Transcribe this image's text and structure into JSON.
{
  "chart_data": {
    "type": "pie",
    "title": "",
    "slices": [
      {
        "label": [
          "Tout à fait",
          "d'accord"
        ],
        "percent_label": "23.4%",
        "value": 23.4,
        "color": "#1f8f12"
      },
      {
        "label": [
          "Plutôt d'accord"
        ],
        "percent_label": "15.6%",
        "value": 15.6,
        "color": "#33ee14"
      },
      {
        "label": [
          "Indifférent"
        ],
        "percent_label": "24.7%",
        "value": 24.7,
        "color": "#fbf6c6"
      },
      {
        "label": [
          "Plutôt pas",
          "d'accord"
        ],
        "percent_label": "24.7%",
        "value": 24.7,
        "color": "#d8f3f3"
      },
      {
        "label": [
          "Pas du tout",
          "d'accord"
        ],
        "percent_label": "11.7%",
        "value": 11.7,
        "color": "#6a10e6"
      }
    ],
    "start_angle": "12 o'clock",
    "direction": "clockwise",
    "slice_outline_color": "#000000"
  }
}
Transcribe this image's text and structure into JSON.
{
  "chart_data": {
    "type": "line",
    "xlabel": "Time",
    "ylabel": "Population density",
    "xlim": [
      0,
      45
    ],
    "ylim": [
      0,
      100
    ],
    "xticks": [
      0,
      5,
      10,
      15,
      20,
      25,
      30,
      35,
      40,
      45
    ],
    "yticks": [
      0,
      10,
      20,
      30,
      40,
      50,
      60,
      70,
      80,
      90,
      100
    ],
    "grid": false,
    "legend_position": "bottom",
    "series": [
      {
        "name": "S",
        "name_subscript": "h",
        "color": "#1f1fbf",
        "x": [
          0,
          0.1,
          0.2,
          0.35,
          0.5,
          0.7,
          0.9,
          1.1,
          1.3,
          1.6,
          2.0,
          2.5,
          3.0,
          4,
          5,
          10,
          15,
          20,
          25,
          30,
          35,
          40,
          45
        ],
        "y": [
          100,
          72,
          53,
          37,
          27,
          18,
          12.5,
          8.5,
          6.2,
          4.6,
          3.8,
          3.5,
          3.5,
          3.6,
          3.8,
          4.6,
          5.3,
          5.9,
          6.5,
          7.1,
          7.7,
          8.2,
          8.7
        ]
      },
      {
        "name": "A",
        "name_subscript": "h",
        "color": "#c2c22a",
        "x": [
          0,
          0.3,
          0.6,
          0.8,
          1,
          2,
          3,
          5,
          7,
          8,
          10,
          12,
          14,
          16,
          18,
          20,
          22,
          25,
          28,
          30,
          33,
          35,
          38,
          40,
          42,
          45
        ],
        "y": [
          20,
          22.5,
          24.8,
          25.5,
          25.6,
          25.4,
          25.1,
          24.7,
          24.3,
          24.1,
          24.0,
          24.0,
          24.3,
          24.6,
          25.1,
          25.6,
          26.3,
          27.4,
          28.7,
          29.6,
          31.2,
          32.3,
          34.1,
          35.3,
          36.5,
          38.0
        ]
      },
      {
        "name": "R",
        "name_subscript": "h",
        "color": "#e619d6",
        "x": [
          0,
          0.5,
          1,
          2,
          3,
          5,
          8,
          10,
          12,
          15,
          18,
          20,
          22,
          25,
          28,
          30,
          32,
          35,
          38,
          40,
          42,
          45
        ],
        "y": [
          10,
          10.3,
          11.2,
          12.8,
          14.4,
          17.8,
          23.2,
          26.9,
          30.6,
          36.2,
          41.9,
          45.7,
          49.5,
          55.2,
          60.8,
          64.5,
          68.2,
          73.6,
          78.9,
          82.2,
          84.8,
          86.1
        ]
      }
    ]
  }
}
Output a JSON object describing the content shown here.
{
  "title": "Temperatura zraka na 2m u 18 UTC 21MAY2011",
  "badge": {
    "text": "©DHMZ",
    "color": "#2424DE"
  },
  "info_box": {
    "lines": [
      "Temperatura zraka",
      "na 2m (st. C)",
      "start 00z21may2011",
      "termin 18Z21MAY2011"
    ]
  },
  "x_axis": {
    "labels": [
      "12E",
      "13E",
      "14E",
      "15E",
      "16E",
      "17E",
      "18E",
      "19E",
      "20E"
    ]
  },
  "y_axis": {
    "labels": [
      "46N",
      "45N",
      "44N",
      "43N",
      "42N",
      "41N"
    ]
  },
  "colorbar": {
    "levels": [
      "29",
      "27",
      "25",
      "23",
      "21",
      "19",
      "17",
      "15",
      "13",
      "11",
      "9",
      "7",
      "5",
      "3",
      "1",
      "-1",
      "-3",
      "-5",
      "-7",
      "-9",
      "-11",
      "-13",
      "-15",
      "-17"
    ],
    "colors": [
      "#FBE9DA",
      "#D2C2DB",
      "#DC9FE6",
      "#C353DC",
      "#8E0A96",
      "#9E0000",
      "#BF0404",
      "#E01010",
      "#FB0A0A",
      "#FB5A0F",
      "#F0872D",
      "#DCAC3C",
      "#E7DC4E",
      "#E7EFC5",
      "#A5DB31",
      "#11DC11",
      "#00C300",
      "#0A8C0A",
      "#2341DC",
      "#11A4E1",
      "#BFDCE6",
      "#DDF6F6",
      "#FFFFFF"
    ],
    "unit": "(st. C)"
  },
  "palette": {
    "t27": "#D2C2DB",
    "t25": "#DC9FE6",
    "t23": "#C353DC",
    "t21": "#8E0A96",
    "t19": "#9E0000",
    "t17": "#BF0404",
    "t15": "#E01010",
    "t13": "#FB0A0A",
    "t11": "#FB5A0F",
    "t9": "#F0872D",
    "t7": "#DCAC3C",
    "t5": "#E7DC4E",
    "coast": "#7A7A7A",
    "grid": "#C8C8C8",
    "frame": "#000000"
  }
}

****

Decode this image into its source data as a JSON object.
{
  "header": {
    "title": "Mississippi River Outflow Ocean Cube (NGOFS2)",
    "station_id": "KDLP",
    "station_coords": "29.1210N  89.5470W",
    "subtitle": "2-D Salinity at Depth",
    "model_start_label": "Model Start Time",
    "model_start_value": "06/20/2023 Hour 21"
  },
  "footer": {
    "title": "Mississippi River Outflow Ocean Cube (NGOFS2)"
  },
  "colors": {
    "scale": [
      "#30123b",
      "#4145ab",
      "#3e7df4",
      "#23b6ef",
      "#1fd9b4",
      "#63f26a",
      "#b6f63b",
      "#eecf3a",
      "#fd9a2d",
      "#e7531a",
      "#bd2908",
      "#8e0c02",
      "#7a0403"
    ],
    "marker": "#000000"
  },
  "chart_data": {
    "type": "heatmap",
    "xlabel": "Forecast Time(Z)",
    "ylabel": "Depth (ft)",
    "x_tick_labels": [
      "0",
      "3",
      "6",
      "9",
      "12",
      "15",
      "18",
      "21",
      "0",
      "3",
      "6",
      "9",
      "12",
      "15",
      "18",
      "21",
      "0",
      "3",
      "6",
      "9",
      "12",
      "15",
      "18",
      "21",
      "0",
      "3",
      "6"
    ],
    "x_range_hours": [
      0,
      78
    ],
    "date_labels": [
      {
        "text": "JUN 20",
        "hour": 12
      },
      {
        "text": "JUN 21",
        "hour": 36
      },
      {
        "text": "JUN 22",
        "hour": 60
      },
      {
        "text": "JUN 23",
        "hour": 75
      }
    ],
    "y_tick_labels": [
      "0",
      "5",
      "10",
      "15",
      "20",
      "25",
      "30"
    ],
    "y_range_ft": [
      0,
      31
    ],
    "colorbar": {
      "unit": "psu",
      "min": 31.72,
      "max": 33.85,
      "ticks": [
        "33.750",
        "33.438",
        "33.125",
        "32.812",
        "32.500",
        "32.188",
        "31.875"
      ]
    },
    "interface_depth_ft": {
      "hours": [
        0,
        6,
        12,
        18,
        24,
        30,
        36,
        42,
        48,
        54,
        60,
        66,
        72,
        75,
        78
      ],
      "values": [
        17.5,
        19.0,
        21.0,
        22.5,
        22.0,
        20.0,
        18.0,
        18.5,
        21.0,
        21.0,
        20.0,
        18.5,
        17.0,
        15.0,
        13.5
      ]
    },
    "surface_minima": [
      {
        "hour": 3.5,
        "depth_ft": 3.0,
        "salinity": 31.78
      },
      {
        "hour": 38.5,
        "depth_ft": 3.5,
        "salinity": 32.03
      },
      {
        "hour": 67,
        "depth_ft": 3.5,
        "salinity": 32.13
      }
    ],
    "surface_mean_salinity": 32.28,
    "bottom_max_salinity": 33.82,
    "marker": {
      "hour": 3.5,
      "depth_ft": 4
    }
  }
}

****

> [TASK DESCRIPTION] Every line above that contains the word "text" should be reported.

> [EXERCISE ANSWER]
Transcribe this image's text and structure into JSON.
Transcribe this image's text and structure into JSON.
    "text": "©DHMZ",
        "text": "JUN 20",
        "text": "JUN 21",
        "text": "JUN 22",
        "text": "JUN 23",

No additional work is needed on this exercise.